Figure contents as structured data

....

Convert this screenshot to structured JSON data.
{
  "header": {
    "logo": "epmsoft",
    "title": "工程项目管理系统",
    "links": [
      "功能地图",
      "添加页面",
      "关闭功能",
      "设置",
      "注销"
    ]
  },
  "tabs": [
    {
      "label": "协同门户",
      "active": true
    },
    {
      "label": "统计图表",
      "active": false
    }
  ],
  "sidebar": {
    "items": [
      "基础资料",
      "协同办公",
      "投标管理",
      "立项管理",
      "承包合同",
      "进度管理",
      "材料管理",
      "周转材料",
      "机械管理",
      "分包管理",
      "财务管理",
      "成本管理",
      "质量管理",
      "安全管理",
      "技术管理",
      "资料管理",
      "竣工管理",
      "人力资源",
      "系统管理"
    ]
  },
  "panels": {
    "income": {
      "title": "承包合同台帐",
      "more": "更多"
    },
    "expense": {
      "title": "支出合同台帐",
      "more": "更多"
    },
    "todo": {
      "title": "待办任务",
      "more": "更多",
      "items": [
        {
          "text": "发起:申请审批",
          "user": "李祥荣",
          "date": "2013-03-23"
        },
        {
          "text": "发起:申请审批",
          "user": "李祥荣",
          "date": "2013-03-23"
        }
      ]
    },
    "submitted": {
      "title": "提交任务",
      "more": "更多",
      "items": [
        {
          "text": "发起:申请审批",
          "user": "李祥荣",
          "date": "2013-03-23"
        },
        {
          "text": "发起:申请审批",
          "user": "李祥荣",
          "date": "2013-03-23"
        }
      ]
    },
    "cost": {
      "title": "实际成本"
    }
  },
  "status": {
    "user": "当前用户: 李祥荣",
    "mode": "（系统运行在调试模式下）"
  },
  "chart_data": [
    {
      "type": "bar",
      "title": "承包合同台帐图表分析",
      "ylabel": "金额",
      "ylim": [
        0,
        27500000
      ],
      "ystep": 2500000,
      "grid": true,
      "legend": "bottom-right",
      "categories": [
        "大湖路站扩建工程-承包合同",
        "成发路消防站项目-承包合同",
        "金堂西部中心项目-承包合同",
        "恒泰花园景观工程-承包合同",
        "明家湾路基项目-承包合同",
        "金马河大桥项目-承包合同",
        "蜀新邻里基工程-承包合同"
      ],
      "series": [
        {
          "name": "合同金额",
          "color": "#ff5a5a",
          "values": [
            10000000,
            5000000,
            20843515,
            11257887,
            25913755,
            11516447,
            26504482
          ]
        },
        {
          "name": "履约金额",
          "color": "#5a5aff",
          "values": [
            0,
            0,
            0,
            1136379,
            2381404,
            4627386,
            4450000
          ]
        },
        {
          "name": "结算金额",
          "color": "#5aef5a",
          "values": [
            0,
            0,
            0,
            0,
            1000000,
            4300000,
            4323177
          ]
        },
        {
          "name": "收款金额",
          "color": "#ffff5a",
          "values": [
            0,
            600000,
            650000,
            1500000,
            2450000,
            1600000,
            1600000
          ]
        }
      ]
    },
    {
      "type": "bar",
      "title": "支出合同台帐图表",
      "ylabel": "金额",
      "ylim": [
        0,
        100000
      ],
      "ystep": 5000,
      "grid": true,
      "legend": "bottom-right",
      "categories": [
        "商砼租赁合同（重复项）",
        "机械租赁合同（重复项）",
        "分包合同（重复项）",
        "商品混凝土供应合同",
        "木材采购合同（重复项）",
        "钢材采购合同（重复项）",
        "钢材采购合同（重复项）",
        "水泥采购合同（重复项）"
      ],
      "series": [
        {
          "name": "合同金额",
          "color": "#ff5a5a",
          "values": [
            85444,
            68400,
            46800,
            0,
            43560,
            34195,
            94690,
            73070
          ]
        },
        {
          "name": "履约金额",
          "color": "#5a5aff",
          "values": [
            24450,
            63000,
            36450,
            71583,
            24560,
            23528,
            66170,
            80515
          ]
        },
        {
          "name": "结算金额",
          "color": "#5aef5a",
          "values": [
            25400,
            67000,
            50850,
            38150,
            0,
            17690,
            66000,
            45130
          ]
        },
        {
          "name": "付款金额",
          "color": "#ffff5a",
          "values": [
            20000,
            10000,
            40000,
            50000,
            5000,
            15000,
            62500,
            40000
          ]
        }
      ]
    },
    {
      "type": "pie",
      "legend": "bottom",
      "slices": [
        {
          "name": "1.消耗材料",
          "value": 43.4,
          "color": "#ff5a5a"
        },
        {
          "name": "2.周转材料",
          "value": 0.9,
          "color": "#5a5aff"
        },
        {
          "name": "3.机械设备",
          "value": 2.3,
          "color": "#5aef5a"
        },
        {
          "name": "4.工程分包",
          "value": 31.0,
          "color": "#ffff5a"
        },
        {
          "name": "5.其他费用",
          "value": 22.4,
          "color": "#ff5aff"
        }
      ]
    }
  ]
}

....

** GOAL OF THE EXERCISE **
Write the material out again in its entirety, exactly as shown.

** RESPONSE **
Convert this screenshot to structured JSON data.
{
  "header": {
    "logo": "epmsoft",
    "title": "工程项目管理系统",
    "links": [
      "功能地图",
      "添加页面",
      "关闭功能",
      "设置",
      "注销"
    ]
  },
  "tabs": [
    {
      "label": "协同门户",
      "active": true
    },
    {
      "label": "统计图表",
      "active": false
    }
  ],
  "sidebar": {
    "items": [
      "基础资料",
      "协同办公",
      "投标管理",
      "立项管理",
      "承包合同",
      "进度管理",
      "材料管理",
      "周转材料",
      "机械管理",
      "分包管理",
      "财务管理",
      "成本管理",
      "质量管理",
      "安全管理",
      "技术管理",
      "资料管理",
      "竣工管理",
      "人力资源",
      "系统管理"
    ]
  },
  "panels": {
    "income": {
      "title": "承包合同台帐",
      "more": "更多"
    },
    "expense": {
      "title": "支出合同台帐",
      "more": "更多"
    },
    "todo": {
      "title": "待办任务",
      "more": "更多",
      "items": [
        {
          "text": "发起:申请审批",
          "user": "李祥荣",
          "date": "2013-03-23"
        },
        {
          "text": "发起:申请审批",
          "user": "李祥荣",
          "date": "2013-03-23"
        }
      ]
    },
    "submitted": {
      "title": "提交任务",
      "more": "更多",
      "items": [
        {
          "text": "发起:申请审批",
          "user": "李祥荣",
          "date": "2013-03-23"
        },
        {
          "text": "发起:申请审批",
          "user": "李祥荣",
          "date": "2013-03-23"
        }
      ]
    },
    "cost": {
      "title": "实际成本"
    }
  },
  "status": {
    "user": "当前用户: 李祥荣",
    "mode": "（系统运行在调试模式下）"
  },
  "chart_data": [
    {
      "type": "bar",
      "title": "承包合同台帐图表分析",
      "ylabel": "金额",
      "ylim": [
        0,
        27500000
      ],
      "ystep": 2500000,
      "grid": true,
      "legend": "bottom-right",
      "categories": [
        "大湖路站扩建工程-承包合同",
        "成发路消防站项目-承包合同",
        "金堂西部中心项目-承包合同",
        "恒泰花园景观工程-承包合同",
        "明家湾路基项目-承包合同",
        "金马河大桥项目-承包合同",
        "蜀新邻里基工程-承包合同"
      ],
      "series": [
        {
          "name": "合同金额",
          "color": "#ff5a5a",
          "values": [
            10000000,
            5000000,
            20843515,
            11257887,
            25913755,
            11516447,
            26504482
          ]
        },
        {
          "name": "履约金额",
          "color": "#5a5aff",
          "values": [
            0,
            0,
            0,
            1136379,
            2381404,
            4627386,
            4450000
          ]
        },
        {
          "name": "结算金额",
          "color": "#5aef5a",
          "values": [
            0,
            0,
            0,
            0,
            1000000,
            4300000,
            4323177
          ]
        },
        {
          "name": "收款金额",
          "color": "#ffff5a",
          "values": [
            0,
            600000,
            650000,
            1500000,
            2450000,
            1600000,
            1600000
          ]
        }
      ]
    },
    {
      "type": "bar",
      "title": "支出合同台帐图表",
      "ylabel": "金额",
      "ylim": [
        0,
        100000
      ],
      "ystep": 5000,
      "grid": true,
      "legend": "bottom-right",
      "categories": [
        "商砼租赁合同（重复项）",
        "机械租赁合同（重复项）",
        "分包合同（重复项）",
        "商品混凝土供应合同",
        "木材采购合同（重复项）",
        "钢材采购合同（重复项）",
        "钢材采购合同（重复项）",
        "水泥采购合同（重复项）"
      ],
      "series": [
        {
          "name": "合同金额",
          "color": "#ff5a5a",
          "values": [
            85444,
            68400,
            46800,
            0,
            43560,
            34195,
            94690,
            73070
          ]
        },
        {
          "name": "履约金额",
          "color": "#5a5aff",
          "values": [
            24450,
            63000,
            36450,
            71583,
            24560,
            23528,
            66170,
            80515
          ]
        },
        {
          "name": "结算金额",
          "color": "#5aef5a",
          "values": [
            25400,
            67000,
            50850,
            38150,
            0,
            17690,
            66000,
            45130
          ]
        },
        {
          "name": "付款金额",
          "color": "#ffff5a",
          "values": [
            20000,
            10000,
            40000,
            50000,
            5000,
            15000,
            62500,
            40000
          ]
        }
      ]
    },
    {
      "type": "pie",
      "legend": "bottom",
      "slices": [
        {
          "name": "1.消耗材料",
          "value": 43.4,
          "color": "#ff5a5a"
        },
        {
          "name": "2.周转材料",
          "value": 0.9,
          "color": "#5a5aff"
        },
        {
          "name": "3.机械设备",
          "value": 2.3,
          "color": "#5aef5a"
        },
        {
          "name": "4.工程分包",
          "value": 31.0,
          "color": "#ffff5a"
        },
        {
          "name": "5.其他费用",
          "value": 22.4,
          "color": "#ff5aff"
        }
      ]
    }
  ]
}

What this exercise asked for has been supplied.